Some records
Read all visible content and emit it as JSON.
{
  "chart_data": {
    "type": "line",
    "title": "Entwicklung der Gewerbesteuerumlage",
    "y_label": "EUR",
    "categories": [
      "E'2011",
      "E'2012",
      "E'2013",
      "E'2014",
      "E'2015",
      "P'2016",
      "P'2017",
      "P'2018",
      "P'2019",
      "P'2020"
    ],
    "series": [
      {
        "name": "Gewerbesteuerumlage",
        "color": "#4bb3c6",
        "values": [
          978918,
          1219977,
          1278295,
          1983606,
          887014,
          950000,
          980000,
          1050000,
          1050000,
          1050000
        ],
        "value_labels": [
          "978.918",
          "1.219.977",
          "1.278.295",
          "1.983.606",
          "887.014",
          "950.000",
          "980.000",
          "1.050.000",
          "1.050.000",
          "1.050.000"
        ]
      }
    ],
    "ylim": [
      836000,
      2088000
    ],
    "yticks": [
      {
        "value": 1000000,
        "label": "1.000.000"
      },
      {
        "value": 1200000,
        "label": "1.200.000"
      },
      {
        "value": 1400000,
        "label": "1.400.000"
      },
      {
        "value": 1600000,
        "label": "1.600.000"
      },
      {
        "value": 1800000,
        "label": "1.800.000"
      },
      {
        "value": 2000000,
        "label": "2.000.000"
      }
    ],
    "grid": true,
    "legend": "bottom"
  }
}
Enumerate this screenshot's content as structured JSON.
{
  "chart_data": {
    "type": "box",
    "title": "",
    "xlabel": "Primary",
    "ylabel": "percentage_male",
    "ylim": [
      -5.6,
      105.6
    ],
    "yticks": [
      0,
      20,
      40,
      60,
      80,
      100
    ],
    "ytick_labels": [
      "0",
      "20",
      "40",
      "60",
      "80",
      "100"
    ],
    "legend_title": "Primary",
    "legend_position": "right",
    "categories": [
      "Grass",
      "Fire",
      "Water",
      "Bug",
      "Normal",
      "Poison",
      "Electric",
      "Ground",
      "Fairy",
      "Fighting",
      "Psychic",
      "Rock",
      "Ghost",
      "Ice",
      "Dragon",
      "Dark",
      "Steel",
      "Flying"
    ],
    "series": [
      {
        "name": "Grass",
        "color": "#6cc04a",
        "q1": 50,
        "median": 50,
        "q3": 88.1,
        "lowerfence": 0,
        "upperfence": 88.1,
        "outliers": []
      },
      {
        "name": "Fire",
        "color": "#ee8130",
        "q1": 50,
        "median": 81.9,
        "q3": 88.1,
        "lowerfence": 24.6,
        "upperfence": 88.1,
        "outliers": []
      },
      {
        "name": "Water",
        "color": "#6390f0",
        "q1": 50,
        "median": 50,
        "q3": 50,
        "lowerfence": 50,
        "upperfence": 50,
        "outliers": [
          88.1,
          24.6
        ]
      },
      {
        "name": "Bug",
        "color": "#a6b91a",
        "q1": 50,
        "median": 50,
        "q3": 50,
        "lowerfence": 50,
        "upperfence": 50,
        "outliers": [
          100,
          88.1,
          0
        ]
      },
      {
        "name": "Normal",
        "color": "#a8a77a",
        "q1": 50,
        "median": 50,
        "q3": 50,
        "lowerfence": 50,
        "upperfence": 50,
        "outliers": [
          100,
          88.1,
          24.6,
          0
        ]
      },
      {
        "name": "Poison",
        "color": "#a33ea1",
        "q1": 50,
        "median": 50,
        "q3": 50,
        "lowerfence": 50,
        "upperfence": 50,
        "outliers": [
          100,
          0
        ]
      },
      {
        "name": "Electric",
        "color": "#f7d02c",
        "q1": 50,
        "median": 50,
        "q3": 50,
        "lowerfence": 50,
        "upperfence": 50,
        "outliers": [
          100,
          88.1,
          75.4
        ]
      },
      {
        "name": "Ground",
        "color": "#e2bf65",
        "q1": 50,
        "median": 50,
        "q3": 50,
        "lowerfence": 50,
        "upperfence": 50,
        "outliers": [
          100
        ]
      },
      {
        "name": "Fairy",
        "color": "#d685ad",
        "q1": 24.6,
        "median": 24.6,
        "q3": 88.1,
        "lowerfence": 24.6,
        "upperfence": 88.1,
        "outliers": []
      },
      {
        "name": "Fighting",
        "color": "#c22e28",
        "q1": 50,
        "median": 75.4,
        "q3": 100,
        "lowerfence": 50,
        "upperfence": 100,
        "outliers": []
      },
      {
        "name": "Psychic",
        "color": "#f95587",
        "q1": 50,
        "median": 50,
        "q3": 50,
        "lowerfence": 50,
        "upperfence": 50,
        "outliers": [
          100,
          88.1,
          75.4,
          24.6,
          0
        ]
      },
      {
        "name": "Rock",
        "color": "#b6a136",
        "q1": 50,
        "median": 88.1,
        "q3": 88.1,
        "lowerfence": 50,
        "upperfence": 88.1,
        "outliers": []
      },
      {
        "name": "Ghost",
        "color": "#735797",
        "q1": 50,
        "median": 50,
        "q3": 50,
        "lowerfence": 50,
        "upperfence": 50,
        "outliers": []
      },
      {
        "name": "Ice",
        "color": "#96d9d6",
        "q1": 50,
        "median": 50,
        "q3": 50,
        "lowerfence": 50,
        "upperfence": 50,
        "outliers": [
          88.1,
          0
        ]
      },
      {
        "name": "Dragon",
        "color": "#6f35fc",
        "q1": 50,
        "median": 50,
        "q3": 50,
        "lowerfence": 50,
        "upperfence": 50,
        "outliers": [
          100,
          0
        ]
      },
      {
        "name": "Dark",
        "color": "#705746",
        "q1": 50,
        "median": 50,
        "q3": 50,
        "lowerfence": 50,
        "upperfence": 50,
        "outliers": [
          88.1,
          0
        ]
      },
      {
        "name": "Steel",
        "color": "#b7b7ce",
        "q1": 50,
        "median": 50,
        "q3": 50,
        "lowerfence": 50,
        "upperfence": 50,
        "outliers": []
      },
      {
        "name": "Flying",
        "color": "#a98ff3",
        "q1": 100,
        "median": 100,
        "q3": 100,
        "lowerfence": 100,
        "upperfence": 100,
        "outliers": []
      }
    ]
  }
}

■ **What is needed**
Say, as a number only, how many lines of the data contain "Primary".

■ **Solved problem**
2